Exercise goal:
Work out the number of lines with "accent" in them. Reply with that number and no other words.
++++++
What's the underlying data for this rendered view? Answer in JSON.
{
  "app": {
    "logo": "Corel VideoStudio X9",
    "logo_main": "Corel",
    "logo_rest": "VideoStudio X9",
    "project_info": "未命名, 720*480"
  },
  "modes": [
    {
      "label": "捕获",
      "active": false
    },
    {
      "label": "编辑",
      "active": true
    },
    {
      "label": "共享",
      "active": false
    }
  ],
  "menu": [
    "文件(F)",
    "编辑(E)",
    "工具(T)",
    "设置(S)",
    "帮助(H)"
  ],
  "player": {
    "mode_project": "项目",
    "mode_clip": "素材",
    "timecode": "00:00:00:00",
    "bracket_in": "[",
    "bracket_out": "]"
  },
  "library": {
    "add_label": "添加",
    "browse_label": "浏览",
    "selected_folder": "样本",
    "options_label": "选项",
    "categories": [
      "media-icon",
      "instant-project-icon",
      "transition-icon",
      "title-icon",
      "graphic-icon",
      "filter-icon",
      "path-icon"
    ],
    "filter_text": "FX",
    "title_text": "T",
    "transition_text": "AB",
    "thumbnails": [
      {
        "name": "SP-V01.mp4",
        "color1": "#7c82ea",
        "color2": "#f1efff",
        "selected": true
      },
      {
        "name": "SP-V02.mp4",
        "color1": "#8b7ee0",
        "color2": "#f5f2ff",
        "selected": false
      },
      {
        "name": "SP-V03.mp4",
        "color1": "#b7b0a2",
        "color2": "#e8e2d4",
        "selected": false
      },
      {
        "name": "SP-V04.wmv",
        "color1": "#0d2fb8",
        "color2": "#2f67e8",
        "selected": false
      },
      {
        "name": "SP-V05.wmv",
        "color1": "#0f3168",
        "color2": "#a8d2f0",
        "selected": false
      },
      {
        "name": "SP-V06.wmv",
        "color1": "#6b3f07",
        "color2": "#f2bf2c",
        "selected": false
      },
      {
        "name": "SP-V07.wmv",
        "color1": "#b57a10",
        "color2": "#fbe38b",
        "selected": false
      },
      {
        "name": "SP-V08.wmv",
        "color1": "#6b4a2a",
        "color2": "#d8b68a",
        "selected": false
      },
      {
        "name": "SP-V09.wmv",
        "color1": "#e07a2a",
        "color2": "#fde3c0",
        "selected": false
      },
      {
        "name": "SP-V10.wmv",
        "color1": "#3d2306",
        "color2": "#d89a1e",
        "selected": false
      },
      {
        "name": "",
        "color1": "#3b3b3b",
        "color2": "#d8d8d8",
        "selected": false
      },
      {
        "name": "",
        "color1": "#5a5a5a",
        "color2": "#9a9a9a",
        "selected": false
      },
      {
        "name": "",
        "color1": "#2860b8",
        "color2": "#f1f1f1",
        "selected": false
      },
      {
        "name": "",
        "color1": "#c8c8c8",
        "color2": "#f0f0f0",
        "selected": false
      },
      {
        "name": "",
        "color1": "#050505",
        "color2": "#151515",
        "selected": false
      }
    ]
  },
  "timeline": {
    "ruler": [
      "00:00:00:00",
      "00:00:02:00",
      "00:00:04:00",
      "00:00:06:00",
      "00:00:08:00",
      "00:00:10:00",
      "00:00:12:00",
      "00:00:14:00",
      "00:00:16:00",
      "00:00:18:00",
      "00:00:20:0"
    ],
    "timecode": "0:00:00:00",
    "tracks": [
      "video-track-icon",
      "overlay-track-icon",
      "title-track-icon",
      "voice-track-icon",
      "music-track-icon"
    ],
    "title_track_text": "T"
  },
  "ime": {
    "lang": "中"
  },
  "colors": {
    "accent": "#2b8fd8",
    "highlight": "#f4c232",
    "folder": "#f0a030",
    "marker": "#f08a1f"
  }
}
++++++
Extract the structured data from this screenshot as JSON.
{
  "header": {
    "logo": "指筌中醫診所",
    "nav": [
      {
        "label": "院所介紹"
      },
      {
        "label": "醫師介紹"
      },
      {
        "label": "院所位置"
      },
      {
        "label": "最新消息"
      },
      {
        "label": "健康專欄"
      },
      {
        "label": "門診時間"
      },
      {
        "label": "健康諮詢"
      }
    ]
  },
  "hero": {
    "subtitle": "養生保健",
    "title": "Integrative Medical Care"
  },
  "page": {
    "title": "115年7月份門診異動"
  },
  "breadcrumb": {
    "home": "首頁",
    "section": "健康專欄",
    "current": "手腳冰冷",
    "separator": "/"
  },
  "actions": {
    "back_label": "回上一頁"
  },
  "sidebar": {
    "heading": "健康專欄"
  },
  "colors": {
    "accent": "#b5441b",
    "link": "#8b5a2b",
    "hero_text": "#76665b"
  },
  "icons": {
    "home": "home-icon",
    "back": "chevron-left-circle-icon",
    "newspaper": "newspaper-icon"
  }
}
++++++
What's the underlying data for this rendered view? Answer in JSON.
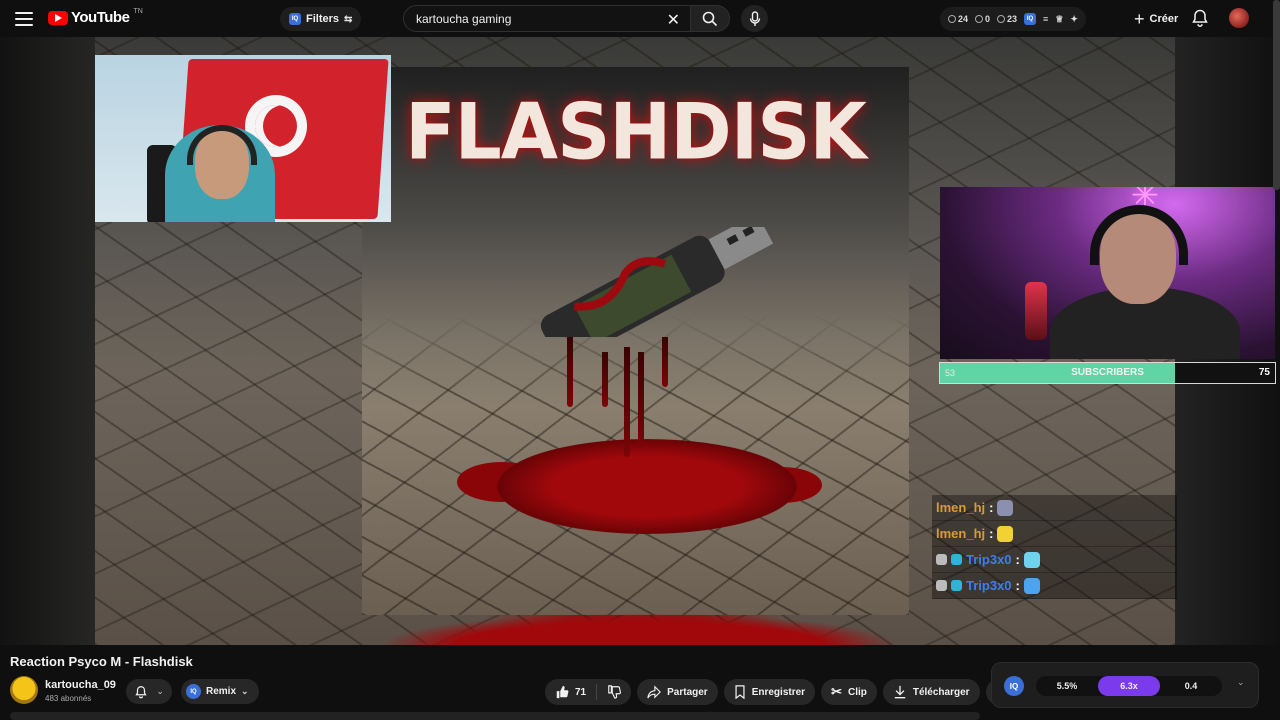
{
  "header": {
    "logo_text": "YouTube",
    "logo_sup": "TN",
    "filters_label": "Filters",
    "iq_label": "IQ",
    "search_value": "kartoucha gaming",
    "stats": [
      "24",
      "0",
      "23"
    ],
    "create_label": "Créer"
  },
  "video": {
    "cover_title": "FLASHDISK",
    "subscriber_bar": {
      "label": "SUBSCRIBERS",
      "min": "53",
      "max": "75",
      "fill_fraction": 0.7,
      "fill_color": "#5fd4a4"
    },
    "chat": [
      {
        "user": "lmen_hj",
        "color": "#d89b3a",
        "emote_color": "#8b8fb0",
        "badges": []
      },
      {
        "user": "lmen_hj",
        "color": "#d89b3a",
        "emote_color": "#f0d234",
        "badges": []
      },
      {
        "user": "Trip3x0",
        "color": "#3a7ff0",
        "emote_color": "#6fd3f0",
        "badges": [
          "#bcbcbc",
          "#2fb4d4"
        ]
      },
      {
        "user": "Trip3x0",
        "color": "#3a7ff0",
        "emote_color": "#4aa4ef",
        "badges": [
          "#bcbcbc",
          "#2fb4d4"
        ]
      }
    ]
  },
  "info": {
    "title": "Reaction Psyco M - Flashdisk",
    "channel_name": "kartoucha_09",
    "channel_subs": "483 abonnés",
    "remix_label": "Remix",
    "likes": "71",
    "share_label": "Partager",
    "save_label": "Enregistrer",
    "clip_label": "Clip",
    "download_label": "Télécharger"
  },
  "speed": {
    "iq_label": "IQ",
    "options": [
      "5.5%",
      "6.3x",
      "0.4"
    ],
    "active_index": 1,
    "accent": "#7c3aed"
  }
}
++++++
Response to this exercise:
3